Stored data
---
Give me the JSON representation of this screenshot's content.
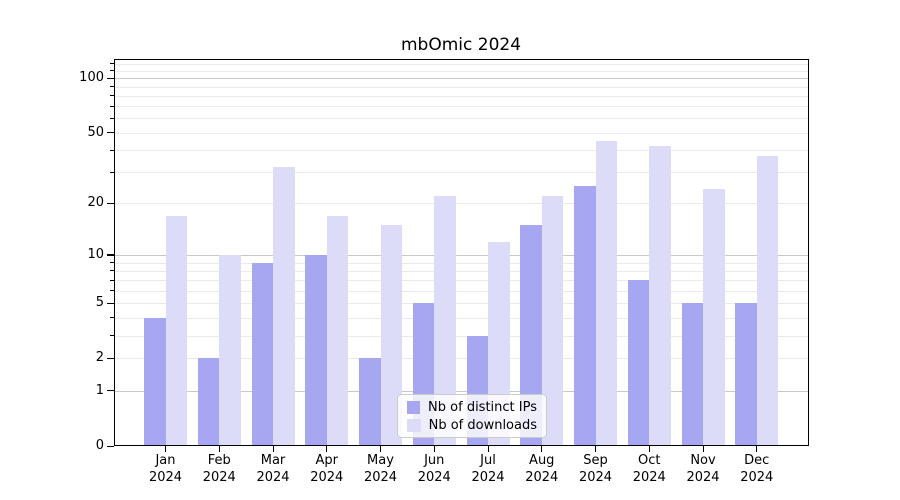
{
  "title": "mbOmic 2024",
  "chart_data": {
    "type": "bar",
    "title": "mbOmic 2024",
    "x_year": "2024",
    "x_months": [
      "Jan",
      "Feb",
      "Mar",
      "Apr",
      "May",
      "Jun",
      "Jul",
      "Aug",
      "Sep",
      "Oct",
      "Nov",
      "Dec"
    ],
    "categories": [
      "Jan 2024",
      "Feb 2024",
      "Mar 2024",
      "Apr 2024",
      "May 2024",
      "Jun 2024",
      "Jul 2024",
      "Aug 2024",
      "Sep 2024",
      "Oct 2024",
      "Nov 2024",
      "Dec 2024"
    ],
    "series": [
      {
        "name": "Nb of distinct IPs",
        "color": "#a7a7f1",
        "values": [
          4,
          2,
          9,
          10,
          2,
          5,
          3,
          15,
          25,
          7,
          5,
          5
        ]
      },
      {
        "name": "Nb of downloads",
        "color": "#dcdcf8",
        "values": [
          17,
          10,
          32,
          17,
          15,
          22,
          12,
          22,
          45,
          42,
          24,
          37
        ]
      }
    ],
    "yscale": "log1p",
    "y_ticks": [
      0,
      1,
      2,
      5,
      10,
      20,
      50,
      100
    ],
    "ylim": [
      0,
      128
    ],
    "xlabel": "",
    "ylabel": "",
    "grid": "both",
    "legend_position": "lower center",
    "colors": {
      "major_grid": "#c8c8c8",
      "minor_grid": "#eaeaea",
      "axis": "#000000",
      "background": "#ffffff"
    }
  },
  "legend": {
    "items": [
      {
        "label": "Nb of distinct IPs"
      },
      {
        "label": "Nb of downloads"
      }
    ]
  }
}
---
*REQUIREMENT*. Pick out the lines above that hold the string "mbOmic" and show them.

*RESULT OF THE EXERCISE*.
  "title": "mbOmic 2024",
    "title": "mbOmic 2024",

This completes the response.